Written request a: From the records, repeat the part that opens with the line containing "Patent image size: (969, 1114)." and closes with the line containing "In FIG. 7, the dolly". Include both of those lines.

Given text:
Thanks, Galderi! I don't know exactly what to expect from the project performance wise. Hopefully we will know in a couple months! I would love to be able to light up the (admittedly) tiny tires. If this car were half as fast as my Mustang on completion, I would be stoked.



I strongly considered the Zeva controller, but I really wanted to up the voltage a bit since my motor is rated for 200/250 volts. Their controllers happily talk to the rest of their management system out of the box over CAN, which is very appealing. I'm waiting to receive my control board for Paul's HV controller. It's the only thing that meets my requirements, is available, and does not cost $5,000. I would have been happy with a Soliton1 as well, but I couldn't find one at a reasonable price, and I'd like to work with Paul if something breaks. He has been incredibly helpful with my questions. I wish he had a kit released for the high voltage model - I'd have bought it in a heart beat.

Edit: additionally, I took this photo of the wheels I chose. They're all messy from the lube stuff they use to mount the tires, but I like the style. I went from 2 flats, a miraculous survivor, and a bare rim to a nice full set ^_^









I am waiting in the seller to send me the MG center caps.


----------



## galderdi (Nov 17, 2015)

If half the Mustang is your benchmark I'd be surprised if you are disappointed particularly considering the numbers you are talking about.

Here is one of my videos as a reference. 
This is a 1170lb front wheel drive car. The front tyres are 250 wide slicks. But it does run a full gearbox so your launch might be sacrificed a little by going direct drive to the diff. Oh and keep in mind the on the day this video was taken I came mid field beating 50% of the Lotuses and Porsches. Power was not my weakness, rear grip was the major issue.

https://www.youtube.com/watch?v=XXhOVGg55hI


----------



## jbman (Oct 26, 2017)

Haha, that's a great video. I took the Mustang to auto cross once here in CO. It's made to go fast in a straight line while handling "well enough." It's just way, way too much power for an unseasoned driver such as myself. That awkward moment when you realize you're a builder and tinkerer, not a driver...

I found a guy here in town that will make an adapter plate for me for the face of the motor. I just sent him the motor data sheet and my sketch. We shall see what the price is. I'm getting so close!


Sent from my iPhone using Tapatalk


----------



## jbman (Oct 26, 2017)

Written request b: In the forum thread about the car build, why did the writer pass on the Zeva controller despite seriously considering it? Answer in one to three sentences.

Supplied records:
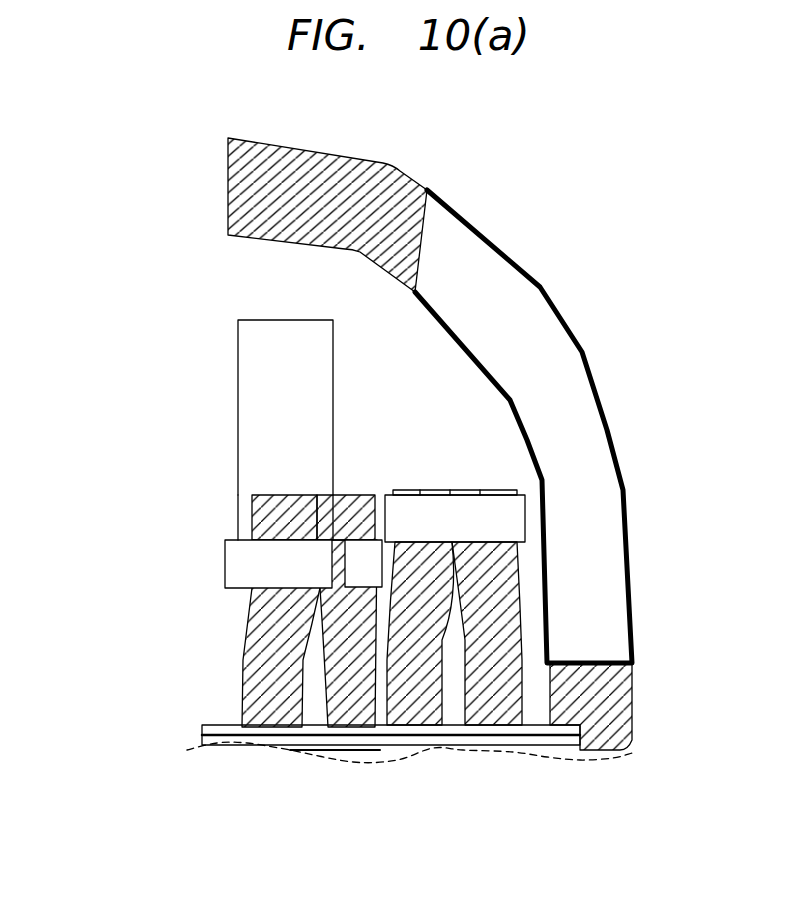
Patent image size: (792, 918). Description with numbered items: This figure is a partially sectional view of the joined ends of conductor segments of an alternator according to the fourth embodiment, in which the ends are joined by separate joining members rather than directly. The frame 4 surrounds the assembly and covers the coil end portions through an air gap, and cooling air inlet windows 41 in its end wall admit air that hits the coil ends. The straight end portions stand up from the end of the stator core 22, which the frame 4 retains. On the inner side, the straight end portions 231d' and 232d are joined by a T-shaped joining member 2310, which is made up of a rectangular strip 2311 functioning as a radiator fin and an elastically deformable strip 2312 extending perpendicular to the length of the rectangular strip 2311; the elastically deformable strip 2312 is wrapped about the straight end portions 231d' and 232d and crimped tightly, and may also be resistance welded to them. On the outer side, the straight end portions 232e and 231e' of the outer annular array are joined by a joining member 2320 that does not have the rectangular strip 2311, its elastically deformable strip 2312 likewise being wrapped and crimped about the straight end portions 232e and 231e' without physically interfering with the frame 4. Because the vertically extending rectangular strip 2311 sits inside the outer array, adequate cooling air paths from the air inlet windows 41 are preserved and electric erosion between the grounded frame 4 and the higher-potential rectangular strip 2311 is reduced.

The frame 4 is at (406, 174).
The cooling air inlet windows 41 is at (548, 374).
The stator core 22 is at (478, 756).
The joining member 2310 is at (296, 494).
The rectangular strip 2311 is at (264, 386).
The elastically deformable strip 2312 is at (375, 541).
The straight end portion 231d' is at (233, 590).
The straight end portion 232d is at (345, 528).
The straight end portion 232e is at (428, 578).
The straight end portion 231e' is at (487, 587).
The joining member 2320 is at (557, 587).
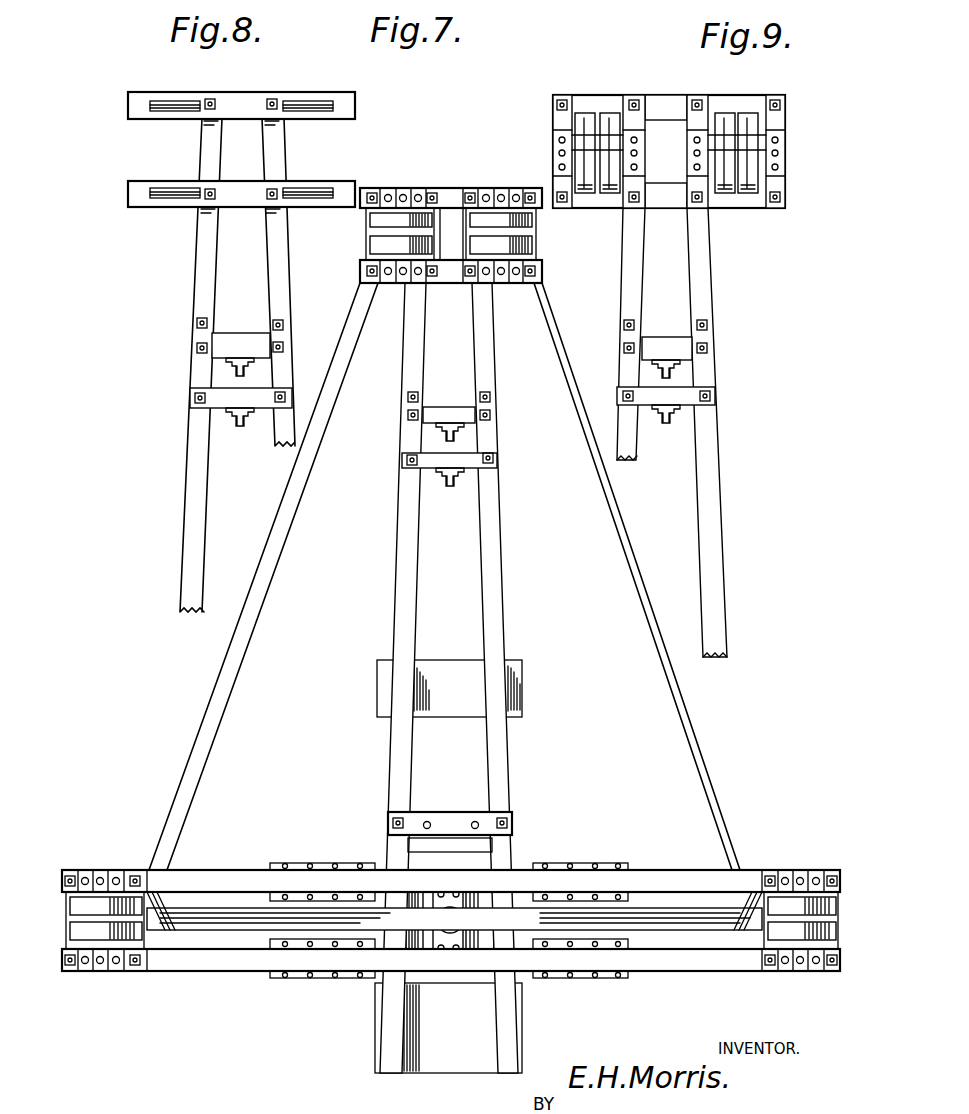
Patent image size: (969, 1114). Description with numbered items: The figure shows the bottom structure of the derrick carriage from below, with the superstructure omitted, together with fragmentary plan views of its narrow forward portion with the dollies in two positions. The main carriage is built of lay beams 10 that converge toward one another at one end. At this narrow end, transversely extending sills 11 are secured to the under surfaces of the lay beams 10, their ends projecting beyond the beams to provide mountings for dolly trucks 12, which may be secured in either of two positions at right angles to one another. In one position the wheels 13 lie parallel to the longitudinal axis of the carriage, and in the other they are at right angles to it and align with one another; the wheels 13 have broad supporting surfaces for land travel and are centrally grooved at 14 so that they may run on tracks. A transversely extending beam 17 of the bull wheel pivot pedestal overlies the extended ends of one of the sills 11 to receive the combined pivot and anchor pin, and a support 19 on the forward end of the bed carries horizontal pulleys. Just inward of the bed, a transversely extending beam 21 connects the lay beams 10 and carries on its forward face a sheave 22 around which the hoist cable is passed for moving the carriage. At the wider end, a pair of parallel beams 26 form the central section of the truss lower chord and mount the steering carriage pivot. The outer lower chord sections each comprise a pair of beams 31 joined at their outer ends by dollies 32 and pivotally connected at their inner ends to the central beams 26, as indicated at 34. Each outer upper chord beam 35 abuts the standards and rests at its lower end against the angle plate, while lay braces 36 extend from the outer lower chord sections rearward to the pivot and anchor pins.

In FIG. 8, the lay beams 10 is at (204, 478).
In FIG. 7, the lay beams 10 is at (487, 550).
In FIG. 9, the lay beams 10 is at (622, 425).
In FIG. 8, the sills 11 is at (252, 100).
In FIG. 7, the sills 11 is at (455, 200).
In FIG. 9, the sills 11 is at (700, 72).
In FIG. 7, the dolly trucks 12 is at (389, 195).
In FIG. 9, the dolly trucks 12 is at (640, 118).
In FIG. 7, the wheels 13 is at (380, 221).
In FIG. 9, the wheels 13 is at (608, 115).
In FIG. 7, the grooves 14 is at (382, 234).
In FIG. 9, the grooves 14 is at (588, 133).
In FIG. 7, the transversely extending beam 17 is at (445, 917).
In FIG. 8, the support 19 is at (243, 342).
In FIG. 7, the support 19 is at (437, 417).
In FIG. 9, the support 19 is at (657, 340).
In FIG. 8, the transversely extending beam 21 is at (227, 395).
In FIG. 7, the transversely extending beam 21 is at (422, 455).
In FIG. 9, the transversely extending beam 21 is at (675, 397).
In FIG. 8, the sheave 22 is at (230, 417).
In FIG. 7, the sheave 22 is at (450, 484).
In FIG. 9, the sheave 22 is at (666, 428).
In FIG. 7, the parallel beams 26 is at (479, 873).
In FIG. 7, the beams 31 is at (258, 870).
In FIG. 7, the dollies 32 is at (108, 870).
In FIG. 7, the pivotal connection 34 is at (305, 893).
In FIG. 7, the beam 35 is at (240, 915).
In FIG. 7, the lay braces 36 is at (235, 654).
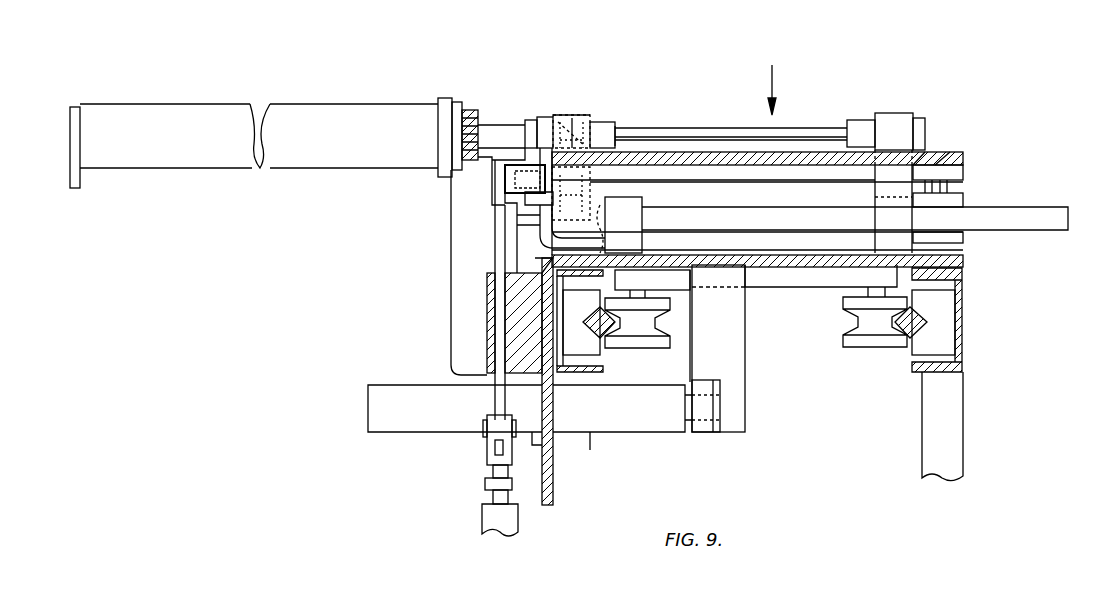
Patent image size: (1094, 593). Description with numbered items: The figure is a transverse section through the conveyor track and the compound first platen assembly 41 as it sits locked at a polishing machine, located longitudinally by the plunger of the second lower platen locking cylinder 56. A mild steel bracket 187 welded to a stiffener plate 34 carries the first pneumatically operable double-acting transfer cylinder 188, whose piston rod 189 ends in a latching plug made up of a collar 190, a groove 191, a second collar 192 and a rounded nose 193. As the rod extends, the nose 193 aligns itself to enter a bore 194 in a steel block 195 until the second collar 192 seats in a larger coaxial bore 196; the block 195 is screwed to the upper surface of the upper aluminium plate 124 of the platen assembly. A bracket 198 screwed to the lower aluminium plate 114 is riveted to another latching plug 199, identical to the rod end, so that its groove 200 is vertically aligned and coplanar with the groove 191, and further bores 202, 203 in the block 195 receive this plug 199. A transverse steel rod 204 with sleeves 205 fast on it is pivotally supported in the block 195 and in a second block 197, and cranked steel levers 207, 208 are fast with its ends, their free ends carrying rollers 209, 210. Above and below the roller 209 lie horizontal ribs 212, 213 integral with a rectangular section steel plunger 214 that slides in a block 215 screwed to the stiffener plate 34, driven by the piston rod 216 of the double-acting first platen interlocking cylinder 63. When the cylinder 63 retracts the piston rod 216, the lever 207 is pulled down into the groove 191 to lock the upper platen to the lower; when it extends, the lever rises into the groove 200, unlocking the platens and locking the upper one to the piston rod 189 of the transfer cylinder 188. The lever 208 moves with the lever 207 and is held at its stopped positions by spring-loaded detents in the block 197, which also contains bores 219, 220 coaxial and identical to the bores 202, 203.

The first transfer cylinder 188 is at (356, 114).
The rib 213 is at (472, 130).
The piston rod 189 is at (510, 131).
The collar 190 is at (528, 119).
The groove 191 is at (546, 116).
The second collar 192 is at (570, 113).
The steel block 195 is at (573, 118).
The larger bore 196 is at (558, 117).
The bore 194 is at (593, 120).
The rounded nose 193 is at (616, 118).
The steel rod 204 is at (798, 132).
The sleeves 205 is at (616, 134).
The first platen assembly 41 is at (772, 79).
The block 197 is at (888, 120).
The cranked steel lever 208 is at (922, 122).
The bore 220 is at (926, 143).
The bore 219 is at (930, 160).
The upper aluminium plate 124 is at (957, 159).
The roller 210 is at (957, 176).
The lower aluminium plate 114 is at (965, 258).
The bore 203 is at (562, 185).
The bore 202 is at (560, 173).
The cranked steel lever 207 is at (522, 183).
The rib 212 is at (517, 199).
The roller 209 is at (522, 199).
The groove 200 is at (538, 206).
The latching plug 199 is at (540, 212).
The bracket 198 is at (545, 247).
The bracket 187 is at (458, 288).
The plunger 214 is at (498, 308).
The block 215 is at (528, 337).
The second lower platen locking cylinder 56 is at (398, 420).
The piston rod 216 is at (484, 486).
The first platen interlocking cylinder 63 is at (482, 518).
The stiffener plate 34 is at (548, 505).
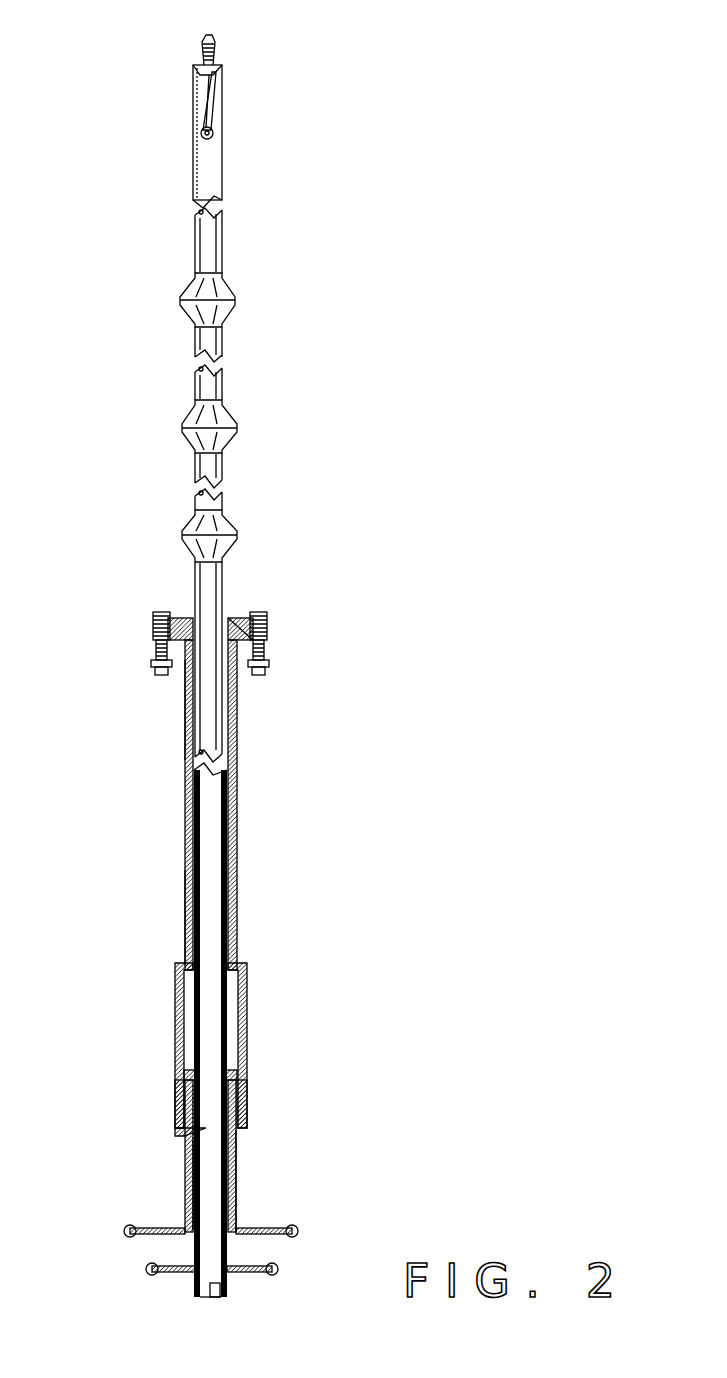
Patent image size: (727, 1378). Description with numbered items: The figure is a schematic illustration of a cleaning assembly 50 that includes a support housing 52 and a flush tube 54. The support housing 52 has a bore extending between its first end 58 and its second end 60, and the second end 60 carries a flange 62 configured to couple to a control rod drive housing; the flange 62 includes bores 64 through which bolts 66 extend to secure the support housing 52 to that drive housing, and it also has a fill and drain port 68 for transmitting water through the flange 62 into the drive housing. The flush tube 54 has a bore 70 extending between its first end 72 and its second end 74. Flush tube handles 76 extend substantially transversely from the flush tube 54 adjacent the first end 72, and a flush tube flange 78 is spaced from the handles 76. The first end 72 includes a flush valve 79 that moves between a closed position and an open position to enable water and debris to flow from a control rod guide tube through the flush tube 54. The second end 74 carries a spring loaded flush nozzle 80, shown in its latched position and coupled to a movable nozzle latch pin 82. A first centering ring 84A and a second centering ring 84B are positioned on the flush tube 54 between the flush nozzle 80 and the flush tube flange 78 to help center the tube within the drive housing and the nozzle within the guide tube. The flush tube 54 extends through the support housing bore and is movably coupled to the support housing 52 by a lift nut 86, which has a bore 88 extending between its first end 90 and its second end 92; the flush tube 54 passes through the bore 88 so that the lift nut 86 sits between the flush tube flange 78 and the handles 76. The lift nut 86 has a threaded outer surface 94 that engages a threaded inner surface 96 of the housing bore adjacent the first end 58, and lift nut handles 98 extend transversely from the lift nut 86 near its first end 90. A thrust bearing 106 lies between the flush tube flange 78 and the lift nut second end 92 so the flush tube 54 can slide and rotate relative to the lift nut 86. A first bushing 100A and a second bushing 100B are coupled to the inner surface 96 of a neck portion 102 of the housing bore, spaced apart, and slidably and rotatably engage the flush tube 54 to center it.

The cleaning assembly 50 is at (126, 159).
The support housing 52 is at (248, 965).
The flush tube 54 is at (224, 240).
The first end 58 is at (178, 1138).
The second end 60 is at (183, 608).
The flange 62 is at (165, 640).
The bores 64 is at (152, 628).
The bolts 66 is at (160, 673).
The fill and drain port 68 is at (258, 650).
The bore 70 is at (224, 1195).
The first end 72 is at (228, 1284).
The second end 74 is at (193, 115).
The flush tube handles 76 is at (280, 1262).
The flush tube flange 78 is at (238, 1050).
The flush valve 79 is at (215, 1298).
The flush nozzle 80 is at (232, 79).
The nozzle latch pin 82 is at (210, 35).
The first centering ring 84A is at (197, 292).
The second centering ring 84B is at (218, 525).
The lift nut 86 is at (240, 1165).
The bore 88 is at (196, 1193).
The first end 90 is at (244, 1225).
The second end 92 is at (252, 1082).
The threaded outer surface 94 is at (240, 1140).
The threaded inner surface 96 is at (205, 1125).
The lift nut handles 98 is at (288, 1236).
The first bushing 100A is at (186, 948).
The second bushing 100B is at (188, 692).
The neck portion 102 is at (240, 862).
The thrust bearing 106 is at (185, 1075).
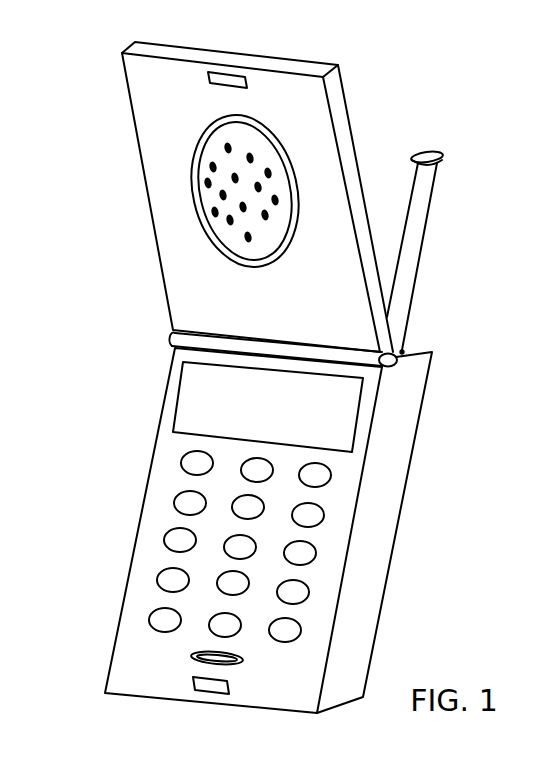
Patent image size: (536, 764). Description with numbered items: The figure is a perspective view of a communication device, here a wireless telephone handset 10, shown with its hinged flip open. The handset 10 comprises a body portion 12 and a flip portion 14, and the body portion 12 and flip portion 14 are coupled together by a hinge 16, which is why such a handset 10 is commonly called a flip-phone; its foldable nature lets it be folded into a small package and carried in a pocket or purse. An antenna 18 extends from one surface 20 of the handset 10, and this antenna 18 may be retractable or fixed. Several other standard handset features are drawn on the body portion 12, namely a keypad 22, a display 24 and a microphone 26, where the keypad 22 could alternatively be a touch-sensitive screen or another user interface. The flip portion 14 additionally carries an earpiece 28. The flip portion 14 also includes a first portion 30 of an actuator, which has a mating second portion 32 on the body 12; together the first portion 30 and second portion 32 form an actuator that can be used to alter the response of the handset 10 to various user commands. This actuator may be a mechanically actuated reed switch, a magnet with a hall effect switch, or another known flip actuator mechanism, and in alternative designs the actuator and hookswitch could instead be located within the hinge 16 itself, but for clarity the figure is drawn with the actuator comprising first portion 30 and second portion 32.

Complete output a:
Patent image size: (969, 1114). Description with numbered items: The figure shows the bottom structure of the derrick carriage from below, with the superstructure omitted, together with fragmentary plan views of its narrow forward portion with the dollies in two positions. The main carriage is built of lay beams 10 that converge toward one another at one end. At this narrow end, transversely extending sills 11 are secured to the under surfaces of the lay beams 10, their ends projecting beyond the beams to provide mountings for dolly trucks 12, which may be secured in either of two positions at right angles to one another. In one position the wheels 13 lie parallel to the longitudinal axis of the carriage, and in the other they are at right angles to it and align with one another; the wheels 13 have broad supporting surfaces for land travel and are centrally grooved at 14 so that they may run on tracks. A transversely extending beam 17 of the bull wheel pivot pedestal overlies the extended ends of one of the sills 11 to receive the combined pivot and anchor pin, and a support 19 on the forward end of the bed carries horizontal pulleys. Just inward of the bed, a transversely extending beam 21 connects the lay beams 10 and carries on its forward face a sheave 22 around which the hoist cable is passed for moving the carriage. At the wider end, a pair of parallel beams 26 form the central section of the truss lower chord and mount the steering carriage pivot. The outer lower chord sections each comprise a pair of beams 31 joined at their outer ends by dollies 32 and pivotally connected at their inner ends to the central beams 26, as indicated at 34. Each outer upper chord beam 35 abuts the standards and rests at its lower end against the angle plate, while lay braces 36 extend from the outer lower chord sections rearward to the pivot and anchor pins.

In FIG. 8, the lay beams 10 is at (204, 478).
In FIG. 7, the lay beams 10 is at (487, 550).
In FIG. 9, the lay beams 10 is at (622, 425).
In FIG. 8, the sills 11 is at (252, 100).
In FIG. 7, the sills 11 is at (455, 200).
In FIG. 9, the sills 11 is at (700, 72).
In FIG. 7, the dolly trucks 12 is at (389, 195).

Complete output b: The writer wanted to raise the voltage somewhat because the motor is rated for 200/250 volts. The writer found the Zeva controllers' out-of-the-box CAN communication with the rest of their management system very appealing, but still chose otherwise.